▸ What to do
#1 From the forum thread on guitar frets, write out the stretch from "I've put SS" through "have SS frets.".
#2 In the forum thread on guitar frets, roughly what does a refret by a top luthier in the UK cost?

▸ Text extract

———

Refret done by top luthier in the UK is about £300. Not cheap by any means. It also takes 4-6 weeks with wait.. major pain in the butt.

I've put SS frets on 2 guitars now, Evo Gold (it isn't gold, just gold coloured) on another and will never go back. I only keep nickel frets on very specific guitars I don't want to change in even slightest way.

Btw, Mayonez Duvells Pro all have SS frets.


----------



## Wolfhorsky (Jan 7, 2018)

mdeeRocks said:


> How often do you play these guitars? I need a fret polish every 6 months on high quality nickel frets (PRS for instance) if I use the guitar every day for about 2-3 hours and then refret every 18 months, approximately. Otherwise, small dents, wear and tear. I bought a mex strat once and frets were almost gone in 3 months (gig/practice daily for 3-4 hours).
> My hands virtually don't sweat and I have super light touch on my fretting hand (I pick quite hard tho).
> Everyone I know who plays their guitar frequently has the same "issue". it's not really an issue tho, it's just nickel.
> 
> ...


I play 2-4 hours a day. For over 25 years  I have yet to face Your issues. I mostly played Ibbys and Jacksons. Now i have 3 Skervesens with SS frets and i love the smoothness of them. But i still play Ibbys A LOT and no issues at all.


----------



## soliloquy (Jan 8, 2018)

looks like this threat wont let me edit my first post to add other names onto it....



mdeeRocks said:


> How often do you play these guitars? I need a fret polish every 6 months on high quality nickel frets (PRS for instance) if I use the guitar every day for about 2-3 hours and then refret every 18 months, approximately. Otherwise, small dents, wear and tear. I bought a mex strat once and frets were almost gone in 3 months (gig/practice daily for 3-4 hours).
> My hands virtually don't sweat and I have super light touch on my fretting hand (I pick quite hard tho).
> Everyone I know who plays their guitar frequently has the same "issue". it's not really an issue tho, it's just nickel.
> 
> ...



i actually dont play the guitar all that often. partly due to fear of refretting guitars. some of my guitars in the past had binding on them. refretting to a stainless steel fret would destroy the binding (as far as i know?). 

but i notice this when i borrow my friends PRS guitars for a few weeks/months at a time. they have had them since 2001 and 2005. they bought them new. they play them maybe an hour or two a day? their frets look shiny and smooth. flat at the top, as expected, but no grooves. and its minimal wear. i pick it up, and play it maybe, 3 hours a week? maybe a little less? and after a while. i start seeing grooves that were not there previously.

———

▸ Provided data
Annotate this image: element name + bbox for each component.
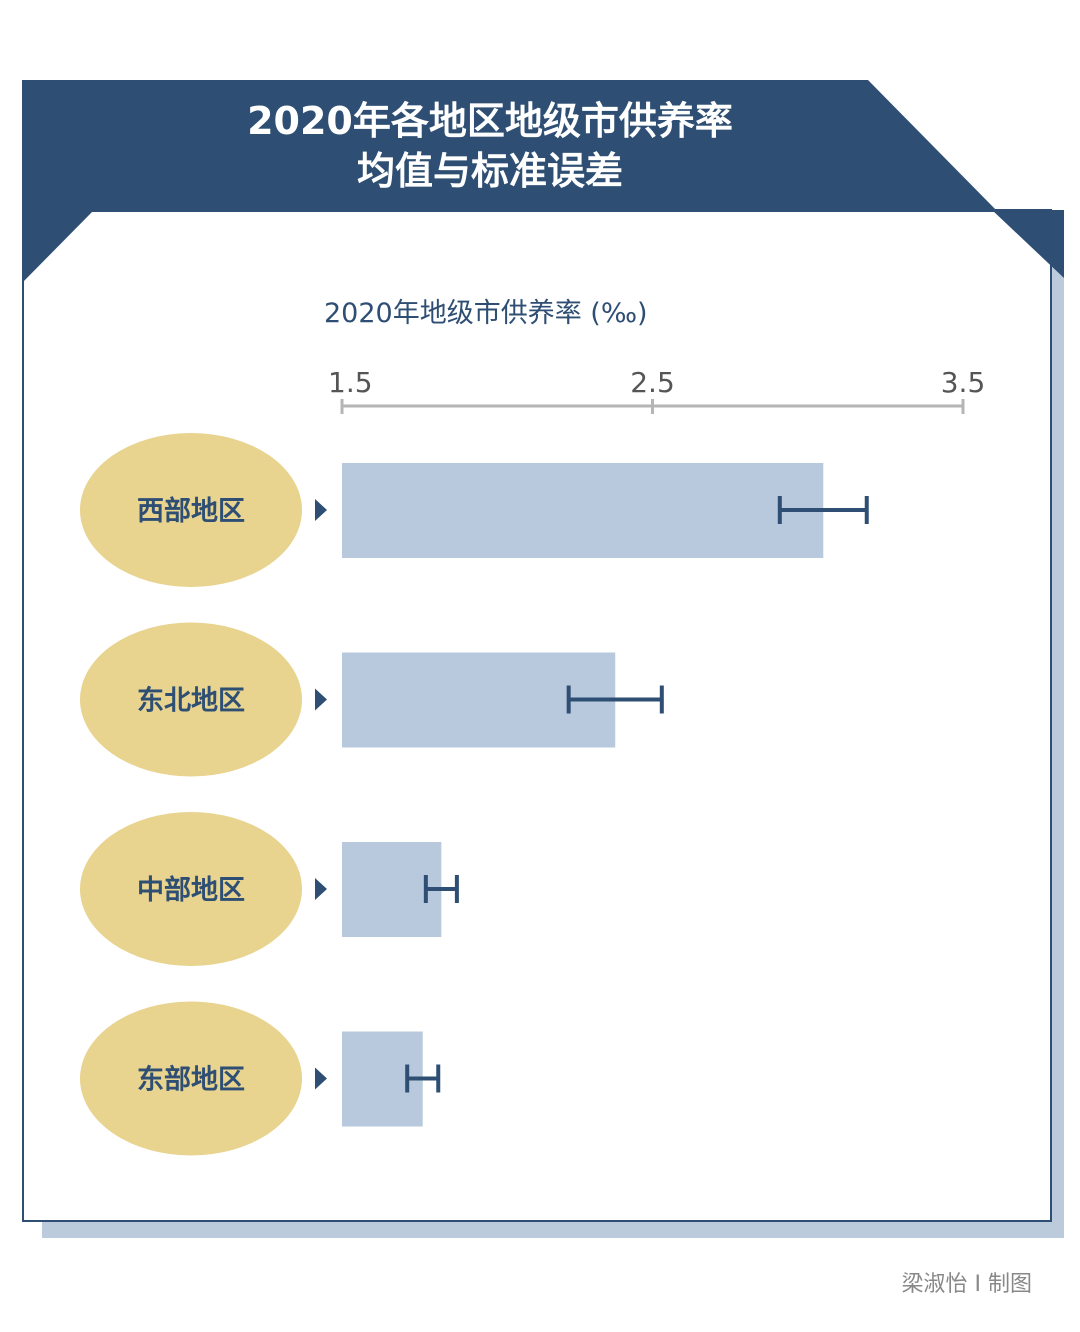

———

▸ Answers
#1
I've put SS frets on 2 guitars now, Evo Gold (it isn't gold, just gold coloured) on another and will never go back. I only keep nickel frets on very specific guitars I don't want to change in even slightest way.

Btw, Mayonez Duvells Pro all have SS frets.

#2 About £300.